§ Directions: Identify the lines holding "JSON" and copy them.

(Dataset items)
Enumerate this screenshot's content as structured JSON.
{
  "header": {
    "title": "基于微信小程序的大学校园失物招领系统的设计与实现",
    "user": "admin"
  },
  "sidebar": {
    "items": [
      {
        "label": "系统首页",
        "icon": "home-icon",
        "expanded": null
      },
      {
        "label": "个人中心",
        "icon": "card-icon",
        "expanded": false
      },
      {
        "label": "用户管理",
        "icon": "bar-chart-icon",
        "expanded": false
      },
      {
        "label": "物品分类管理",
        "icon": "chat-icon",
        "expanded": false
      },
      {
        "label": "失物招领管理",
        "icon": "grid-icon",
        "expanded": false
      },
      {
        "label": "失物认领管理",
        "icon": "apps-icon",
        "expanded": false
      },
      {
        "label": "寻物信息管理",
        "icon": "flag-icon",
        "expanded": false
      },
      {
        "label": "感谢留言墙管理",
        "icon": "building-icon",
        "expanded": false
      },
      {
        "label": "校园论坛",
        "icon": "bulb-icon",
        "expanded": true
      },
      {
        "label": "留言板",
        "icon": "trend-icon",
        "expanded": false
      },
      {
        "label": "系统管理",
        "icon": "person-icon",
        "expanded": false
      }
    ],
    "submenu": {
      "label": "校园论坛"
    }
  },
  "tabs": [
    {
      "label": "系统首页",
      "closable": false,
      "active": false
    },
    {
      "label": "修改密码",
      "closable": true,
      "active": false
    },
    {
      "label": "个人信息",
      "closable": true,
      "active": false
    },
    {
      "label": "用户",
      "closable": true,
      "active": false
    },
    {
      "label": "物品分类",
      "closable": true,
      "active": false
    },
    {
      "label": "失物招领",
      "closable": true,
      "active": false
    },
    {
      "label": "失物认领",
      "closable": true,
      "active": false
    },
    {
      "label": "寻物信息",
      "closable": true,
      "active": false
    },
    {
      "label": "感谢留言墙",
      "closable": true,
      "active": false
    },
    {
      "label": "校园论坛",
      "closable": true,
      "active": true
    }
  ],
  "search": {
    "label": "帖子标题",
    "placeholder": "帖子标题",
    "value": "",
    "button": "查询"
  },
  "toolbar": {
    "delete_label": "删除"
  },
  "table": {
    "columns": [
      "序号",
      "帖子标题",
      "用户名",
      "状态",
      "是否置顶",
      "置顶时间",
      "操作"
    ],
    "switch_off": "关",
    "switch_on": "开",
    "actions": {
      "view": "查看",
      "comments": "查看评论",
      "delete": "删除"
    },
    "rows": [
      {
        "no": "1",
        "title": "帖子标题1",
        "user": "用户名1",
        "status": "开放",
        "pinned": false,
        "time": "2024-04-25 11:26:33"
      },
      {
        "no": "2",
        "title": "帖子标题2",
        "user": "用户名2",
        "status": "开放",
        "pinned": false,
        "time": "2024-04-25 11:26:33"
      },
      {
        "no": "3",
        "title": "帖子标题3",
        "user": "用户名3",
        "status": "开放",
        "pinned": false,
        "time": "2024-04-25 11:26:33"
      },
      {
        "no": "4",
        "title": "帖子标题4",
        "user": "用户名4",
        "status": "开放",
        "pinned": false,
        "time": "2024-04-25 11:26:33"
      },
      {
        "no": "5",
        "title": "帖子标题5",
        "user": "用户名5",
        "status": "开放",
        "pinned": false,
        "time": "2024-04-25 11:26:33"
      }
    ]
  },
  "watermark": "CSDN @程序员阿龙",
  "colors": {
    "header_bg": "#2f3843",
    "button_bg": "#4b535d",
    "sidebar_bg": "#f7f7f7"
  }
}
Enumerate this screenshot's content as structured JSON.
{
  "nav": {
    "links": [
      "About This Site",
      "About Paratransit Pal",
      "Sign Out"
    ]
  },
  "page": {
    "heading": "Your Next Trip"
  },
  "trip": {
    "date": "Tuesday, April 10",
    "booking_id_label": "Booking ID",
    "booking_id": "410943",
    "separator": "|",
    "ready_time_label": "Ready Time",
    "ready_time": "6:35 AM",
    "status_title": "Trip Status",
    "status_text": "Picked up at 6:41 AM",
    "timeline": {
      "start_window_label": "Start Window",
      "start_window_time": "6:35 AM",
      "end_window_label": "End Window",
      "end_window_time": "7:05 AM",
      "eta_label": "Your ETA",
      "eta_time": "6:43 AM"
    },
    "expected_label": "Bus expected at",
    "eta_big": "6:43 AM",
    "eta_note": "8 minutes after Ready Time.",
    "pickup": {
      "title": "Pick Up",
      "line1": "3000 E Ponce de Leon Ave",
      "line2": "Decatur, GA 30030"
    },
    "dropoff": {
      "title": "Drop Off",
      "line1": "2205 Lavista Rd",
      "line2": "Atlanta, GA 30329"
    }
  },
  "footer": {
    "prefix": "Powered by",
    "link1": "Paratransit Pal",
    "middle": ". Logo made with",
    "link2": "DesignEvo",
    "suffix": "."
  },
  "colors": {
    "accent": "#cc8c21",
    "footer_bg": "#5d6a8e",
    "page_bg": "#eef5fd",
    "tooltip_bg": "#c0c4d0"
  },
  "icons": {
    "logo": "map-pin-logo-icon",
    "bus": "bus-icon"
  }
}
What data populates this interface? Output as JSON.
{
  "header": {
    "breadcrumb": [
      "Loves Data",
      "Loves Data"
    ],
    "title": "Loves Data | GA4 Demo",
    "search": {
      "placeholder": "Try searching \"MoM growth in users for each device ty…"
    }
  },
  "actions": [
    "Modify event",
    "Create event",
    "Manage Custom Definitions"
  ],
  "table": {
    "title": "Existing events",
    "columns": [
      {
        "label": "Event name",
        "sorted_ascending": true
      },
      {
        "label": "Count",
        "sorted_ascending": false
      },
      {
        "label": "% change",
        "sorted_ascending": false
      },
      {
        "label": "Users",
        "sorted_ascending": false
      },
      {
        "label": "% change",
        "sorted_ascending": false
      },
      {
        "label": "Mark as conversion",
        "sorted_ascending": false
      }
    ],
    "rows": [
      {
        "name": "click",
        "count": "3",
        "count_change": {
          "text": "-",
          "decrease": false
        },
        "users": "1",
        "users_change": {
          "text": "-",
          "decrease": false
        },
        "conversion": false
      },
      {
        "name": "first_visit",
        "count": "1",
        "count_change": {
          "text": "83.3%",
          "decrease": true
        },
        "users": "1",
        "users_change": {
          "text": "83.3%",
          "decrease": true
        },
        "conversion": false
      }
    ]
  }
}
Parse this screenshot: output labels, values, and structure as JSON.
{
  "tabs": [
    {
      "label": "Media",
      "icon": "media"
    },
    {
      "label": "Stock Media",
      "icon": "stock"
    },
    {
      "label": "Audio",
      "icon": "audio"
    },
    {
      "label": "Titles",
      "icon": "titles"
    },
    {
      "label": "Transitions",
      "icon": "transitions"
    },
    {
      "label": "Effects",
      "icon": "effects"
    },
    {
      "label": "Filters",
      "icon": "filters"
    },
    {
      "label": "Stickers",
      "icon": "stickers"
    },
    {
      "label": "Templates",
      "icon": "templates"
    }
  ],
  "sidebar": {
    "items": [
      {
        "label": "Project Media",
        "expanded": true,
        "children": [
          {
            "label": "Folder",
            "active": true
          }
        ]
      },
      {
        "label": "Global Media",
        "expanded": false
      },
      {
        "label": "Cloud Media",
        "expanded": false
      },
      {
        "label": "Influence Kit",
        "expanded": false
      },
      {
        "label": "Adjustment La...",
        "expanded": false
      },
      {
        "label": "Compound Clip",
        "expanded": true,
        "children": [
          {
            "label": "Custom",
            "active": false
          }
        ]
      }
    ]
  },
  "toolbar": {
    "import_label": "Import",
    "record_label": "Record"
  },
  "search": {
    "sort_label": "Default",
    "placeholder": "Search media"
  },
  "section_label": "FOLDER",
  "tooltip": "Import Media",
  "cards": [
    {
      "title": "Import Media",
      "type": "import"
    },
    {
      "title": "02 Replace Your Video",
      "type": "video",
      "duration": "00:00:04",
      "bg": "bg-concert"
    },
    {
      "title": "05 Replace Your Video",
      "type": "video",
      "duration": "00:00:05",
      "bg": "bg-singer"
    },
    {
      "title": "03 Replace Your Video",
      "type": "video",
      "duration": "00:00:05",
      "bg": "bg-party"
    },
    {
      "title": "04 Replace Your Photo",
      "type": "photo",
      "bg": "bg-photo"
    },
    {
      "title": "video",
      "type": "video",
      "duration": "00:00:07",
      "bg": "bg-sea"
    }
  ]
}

§ Output for this task:
Enumerate this screenshot's content as structured JSON.
Enumerate this screenshot's content as structured JSON.
What data populates this interface? Output as JSON.
Parse this screenshot: output labels, values, and structure as JSON.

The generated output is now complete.